What is expected>
Each line that holds the word "祝您节日快乐" is to be identified and copied.

** begin Input records **

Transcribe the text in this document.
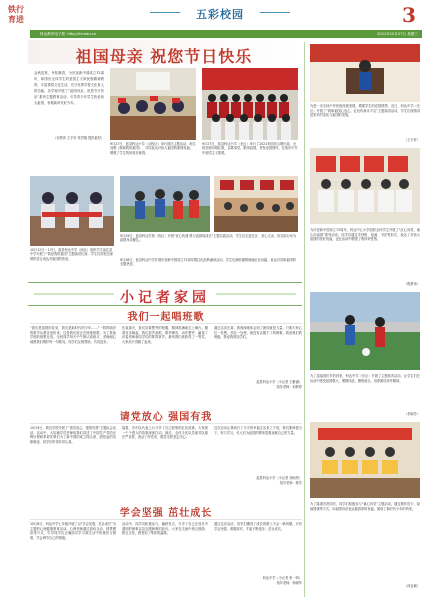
铁行
育进	五彩校园	3
科达教育电子报 ·http://kd.edu.cn	2021年10月27日 星期三
祖国母亲 祝您节日快乐
金秋送爽，丹桂飘香，为庆祝新中国成立72周年，和国庆全体学生的爱国主义和民族精神教育，丰富校园文化生活，充分发挥学校文化育人的功能，各学校开展了“祖国母亲，祝您节日快乐”系列主题教育活动，引导青少年学生热爱伟大祖国，争做新时代好少年。
（市教育 王宇轩 张君雅 提供素材）
9月27日，蓝县科达小学（点校区）举行国庆主题活动，师生同唱《我和我的祖国》，共同表达对伟大祖国的深情祝福，增强了学生的民族自豪感。
9月27日，蓝县科达小学（北区）举行了2021年国庆合唱比赛，全校各班同唱红歌，以歌颂党，歌颂祖国，抒发爱国情怀，在欢乐中升华爱国主义情感。
10月12日～13日，蓝县科达中学（南区）组织学生前往县中学开展了“我爱我的祖国”主题演讲比赛，学生们用饱含深情的语言表达对祖国的热爱。
9月29日，蓝县科达学校（西区）开展“爱心传递·我与祖国同成长”主题实践活动，学生们走进社区、爱心义卖，用实际行动为祖国母亲献礼。
9月28日，蓝县科达中学开展庆祝新中国成立72周年暨红色经典诵读活动，学生们满怀激情朗诵红色诗篇，表达对党和祖国的无限热爱。
为进一步弘扬中华民族传统美德，增强学生的爱国情感，近日，科达中学（北区）开展了“我和祖国心连心，红色传承永不忘”主题演讲活动，学生们深情讲述家乡的变化与祖国的发展。
（王宇轩）
为庆祝新中国成立72周年，科达中心小学组织全体学生开展了“红心向党，童心向祖国”系列活动，同学们通过手抄报、绘画、书法等形式，表达了对伟大祖国的美好祝福，也在活动中增强了集体荣誉感。
（程景荣）
为了迎接国庆节的到来，科达中学（东区）开展了主题体育活动，让学生们在运动中感受祖国强大，增强体质，磨炼意志，培养团结协作精神。
（李淑芳）
为了隆重庆祝国庆，同学们积极参与“童心向党”主题活动，通过制作贺卡、绘画国旗等方式，向祖国母亲表达最真挚的祝福，展现了新时代少年的风采。
（何金颖）
小记者家园
我们一起唱班歌
“我们是祖国的花朵，我们是新时代的少年……”一阵阵响亮的歌声从教室里传来。这是我们班正在排练班歌。为了准备学校的班歌比赛，全班同学每天中午都认真练习，老师耐心地教我们唱好每一句歌词，同学们互相帮助，共同进步。
比赛那天，我们穿着整齐的校服，精神饱满地走上舞台。随着音乐响起，我们放声高唱，歌声嘹亮，动作整齐，赢得了评委老师和同学们的阵阵掌声。最终我们班获得了一等奖，大家高兴得跳了起来。
通过这次比赛，我深深地体会到了团结就是力量。只要大家心往一处想，劲往一处使，就没有克服不了的困难。我爱我们的班级，我爱我的同学们。
蓝县科达小学（小记者 王紫涵）
指导老师：刘梦婷
请党放心 强国有我
10月9日，我们学校开展了“请党放心，强国有我”主题队会活动。活动中，大队辅导员老师给我们讲述了中国共产党的光辉历程和革命先辈们为了新中国的成立抛头颅、洒热血的英雄事迹，同学们听得非常认真。
接着，各中队代表上台分享了自己收集的红色故事，大家被一个个感人的故事深深打动。最后，全体少先队员面对队旗庄严宣誓，表达了听党话、跟党走的坚定决心。
这次活动让我明白了今天的幸福生活来之不易，我们要珍惜当下，努力学习，长大后为祖国的繁荣富强贡献自己的力量。
蓝县科达小学（小记者 刘雨彤）
指导老师：陈芳
学会坚强 茁壮成长
10月8日，科达中学七年级开展了以“学会坚强，茁壮成长”为主题的心理健康教育活动。心理老师通过游戏互动、情景模拟等方式，引导同学们正确面对学习和生活中的挫折与困难，学会调节自己的情绪。
活动中，同学们积极参与，踊跃发言，分享了自己在成长中遇到的困难以及克服困难的经历。大家在交流中相互鼓励、相互支持，感受到了集体的温暖。
通过这次活动，同学们懂得了成长的路上不会一帆风顺，只有学会坚强，勇敢面对，才能不断进步，茁壮成长。
科达中学（小记者 张一鸣）
指导老师：杨晓华
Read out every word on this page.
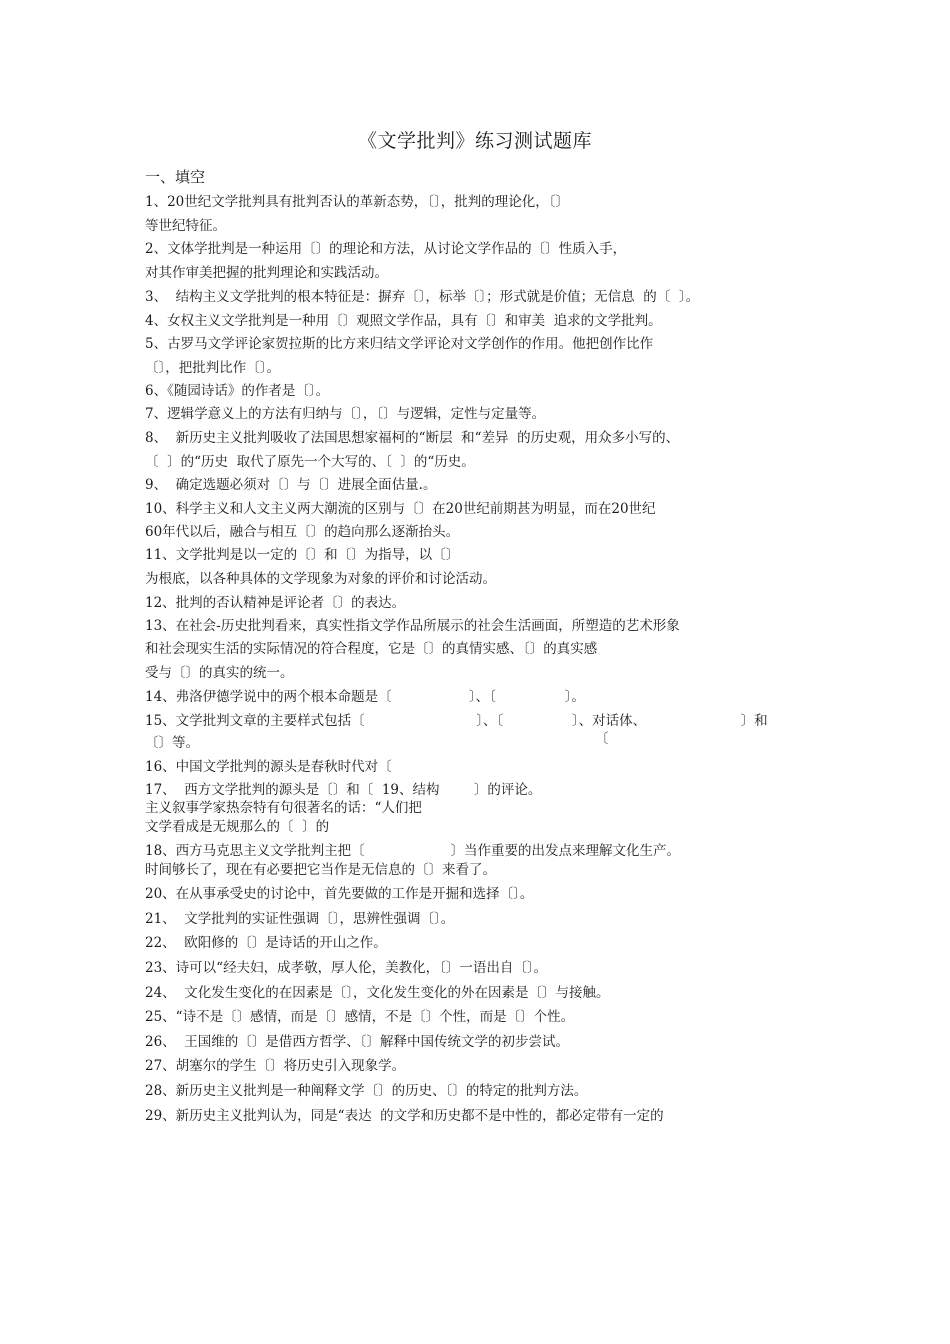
《文学批判》练习测试题库
一、填空
1、20世纪文学批判具有批判否认的革新态势，〔〕，批判的理论化，〔〕
等世纪特征。
2、文体学批判是一种运用〔〕的理论和方法，从讨论文学作品的〔〕性质入手，
对其作审美把握的批判理论和实践活动。
3、  结构主义文学批判的根本特征是：摒弃〔〕，标举〔〕；形式就是价值；无信息  的〔  〕。
4、女权主义文学批判是一种用〔〕观照文学作品，具有〔〕和审美  追求的文学批判。
5、古罗马文学评论家贺拉斯的比方来归结文学评论对文学创作的作用。他把创作比作
〔〕，把批判比作〔〕。
6、《随园诗话》的作者是〔〕。
7、逻辑学意义上的方法有归纳与〔〕，〔〕与逻辑，定性与定量等。
8、  新历史主义批判吸收了法国思想家福柯的“断层  和“差异  的历史观，用众多小写的、
〔  〕的“历史  取代了原先一个大写的、〔  〕的“历史。
9、  确定选题必须对〔〕与〔〕进展全面估量.。
10、科学主义和人文主义两大潮流的区别与〔〕在20世纪前期甚为明显，而在20世纪
60年代以后，融合与相互〔〕的趋向那么逐渐抬头。
11、文学批判是以一定的〔〕和〔〕为指导，以〔〕
为根底，以各种具体的文学现象为对象的评价和讨论活动。
12、批判的否认精神是评论者〔〕的表达。
13、在社会-历史批判看来，真实性指文学作品所展示的社会生活画面，所塑造的艺术形象
和社会现实生活的实际情况的符合程度，它是〔〕的真情实感、〔〕的真实感
受与〔〕的真实的统一。
14、弗洛伊德学说中的两个根本命题是〔                  〕、〔                〕。
15、文学批判文章的主要样式包括〔                          〕、〔                〕、对话体、                      〕和
〔〕等。	〔
16、中国文学批判的源头是春秋时代对〔
17、  西方文学批判的源头是〔〕和〔  19、结构        〕的评论。
主义叙事学家热奈特有句很著名的话：“人们把
文学看成是无规那么的〔  〕的
18、西方马克思主义文学批判主把〔                    〕当作重要的出发点来理解文化生产。
时间够长了，现在有必要把它当作是无信息的〔〕来看了。
20、在从事承受史的讨论中，首先要做的工作是开掘和选择〔〕。
21、  文学批判的实证性强调〔〕，思辨性强调〔〕。
22、  欧阳修的〔〕是诗话的开山之作。
23、诗可以“经夫妇，成孝敬，厚人伦，美教化，〔〕一语出自〔〕。
24、  文化发生变化的在因素是〔〕，文化发生变化的外在因素是〔〕与接触。
25、“诗不是〔〕感情，而是〔〕感情，不是〔〕个性，而是〔〕个性。
26、  王国维的〔〕是借西方哲学、〔〕解释中国传统文学的初步尝试。
27、胡塞尔的学生〔〕将历史引入现象学。
28、新历史主义批判是一种阐释文学〔〕的历史、〔〕的特定的批判方法。
29、新历史主义批判认为，同是“表达  的文学和历史都不是中性的，都必定带有一定的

** end Input records **

Expected output>
祖国母亲 祝您节日快乐
金秋送爽，丹桂飘香，为庆祝新中国成立72周年，和国庆全体学生的爱国主义和民族精神教育，丰富校园文化生活，充分发挥学校文化育人的功能，各学校开展了“祖国母亲，祝您节日快乐”系列主题教育活动，引导青少年学生热爱伟大祖国，争做新时代好少年。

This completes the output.